[EXTRACTED MATERIAL Boundary: Start]

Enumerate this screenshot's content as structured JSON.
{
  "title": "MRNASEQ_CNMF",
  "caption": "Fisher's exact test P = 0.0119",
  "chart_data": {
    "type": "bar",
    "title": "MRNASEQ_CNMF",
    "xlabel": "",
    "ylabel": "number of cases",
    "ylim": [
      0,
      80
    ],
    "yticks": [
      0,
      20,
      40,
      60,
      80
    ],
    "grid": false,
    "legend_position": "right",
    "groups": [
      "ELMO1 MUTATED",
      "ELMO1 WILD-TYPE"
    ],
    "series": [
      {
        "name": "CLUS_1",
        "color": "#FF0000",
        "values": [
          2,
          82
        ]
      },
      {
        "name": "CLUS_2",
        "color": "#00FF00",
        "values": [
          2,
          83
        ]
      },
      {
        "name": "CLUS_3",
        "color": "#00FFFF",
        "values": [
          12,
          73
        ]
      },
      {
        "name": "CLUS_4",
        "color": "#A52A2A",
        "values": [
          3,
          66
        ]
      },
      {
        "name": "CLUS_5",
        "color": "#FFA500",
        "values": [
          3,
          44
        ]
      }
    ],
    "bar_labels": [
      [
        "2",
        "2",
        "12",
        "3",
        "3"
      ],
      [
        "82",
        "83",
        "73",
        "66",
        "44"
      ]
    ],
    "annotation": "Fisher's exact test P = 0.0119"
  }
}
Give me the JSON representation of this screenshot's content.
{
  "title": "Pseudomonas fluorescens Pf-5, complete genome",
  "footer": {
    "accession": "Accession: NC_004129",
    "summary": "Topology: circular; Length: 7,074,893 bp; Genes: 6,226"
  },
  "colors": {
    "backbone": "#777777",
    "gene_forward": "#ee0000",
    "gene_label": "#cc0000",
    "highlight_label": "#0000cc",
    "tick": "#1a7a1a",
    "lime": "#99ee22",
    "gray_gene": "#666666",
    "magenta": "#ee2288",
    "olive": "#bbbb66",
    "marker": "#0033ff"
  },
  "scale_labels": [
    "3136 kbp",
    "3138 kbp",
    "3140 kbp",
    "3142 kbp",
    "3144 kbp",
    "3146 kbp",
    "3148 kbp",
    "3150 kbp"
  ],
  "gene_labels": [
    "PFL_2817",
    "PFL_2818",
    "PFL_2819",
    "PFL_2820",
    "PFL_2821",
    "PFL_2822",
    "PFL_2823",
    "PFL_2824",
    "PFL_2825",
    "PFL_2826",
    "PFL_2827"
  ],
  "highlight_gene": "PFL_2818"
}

[EXTRACTED MATERIAL Boundary: End]

Go through the listing above and repeat all of it exactly.

Enumerate this screenshot's content as structured JSON.
{
  "title": "MRNASEQ_CNMF",
  "caption": "Fisher's exact test P = 0.0119",
  "chart_data": {
    "type": "bar",
    "title": "MRNASEQ_CNMF",
    "xlabel": "",
    "ylabel": "number of cases",
    "ylim": [
      0,
      80
    ],
    "yticks": [
      0,
      20,
      40,
      60,
      80
    ],
    "grid": false,
    "legend_position": "right",
    "groups": [
      "ELMO1 MUTATED",
      "ELMO1 WILD-TYPE"
    ],
    "series": [
      {
        "name": "CLUS_1",
        "color": "#FF0000",
        "values": [
          2,
          82
        ]
      },
      {
        "name": "CLUS_2",
        "color": "#00FF00",
        "values": [
          2,
          83
        ]
      },
      {
        "name": "CLUS_3",
        "color": "#00FFFF",
        "values": [
          12,
          73
        ]
      },
      {
        "name": "CLUS_4",
        "color": "#A52A2A",
        "values": [
          3,
          66
        ]
      },
      {
        "name": "CLUS_5",
        "color": "#FFA500",
        "values": [
          3,
          44
        ]
      }
    ],
    "bar_labels": [
      [
        "2",
        "2",
        "12",
        "3",
        "3"
      ],
      [
        "82",
        "83",
        "73",
        "66",
        "44"
      ]
    ],
    "annotation": "Fisher's exact test P = 0.0119"
  }
}
Give me the JSON representation of this screenshot's content.
{
  "title": "Pseudomonas fluorescens Pf-5, complete genome",
  "footer": {
    "accession": "Accession: NC_004129",
    "summary": "Topology: circular; Length: 7,074,893 bp; Genes: 6,226"
  },
  "colors": {
    "backbone": "#777777",
    "gene_forward": "#ee0000",
    "gene_label": "#cc0000",
    "highlight_label": "#0000cc",
    "tick": "#1a7a1a",
    "lime": "#99ee22",
    "gray_gene": "#666666",
    "magenta": "#ee2288",
    "olive": "#bbbb66",
    "marker": "#0033ff"
  },
  "scale_labels": [
    "3136 kbp",
    "3138 kbp",
    "3140 kbp",
    "3142 kbp",
    "3144 kbp",
    "3146 kbp",
    "3148 kbp",
    "3150 kbp"
  ],
  "gene_labels": [
    "PFL_2817",
    "PFL_2818",
    "PFL_2819",
    "PFL_2820",
    "PFL_2821",
    "PFL_2822",
    "PFL_2823",
    "PFL_2824",
    "PFL_2825",
    "PFL_2826",
    "PFL_2827"
  ],
  "highlight_gene": "PFL_2818"
}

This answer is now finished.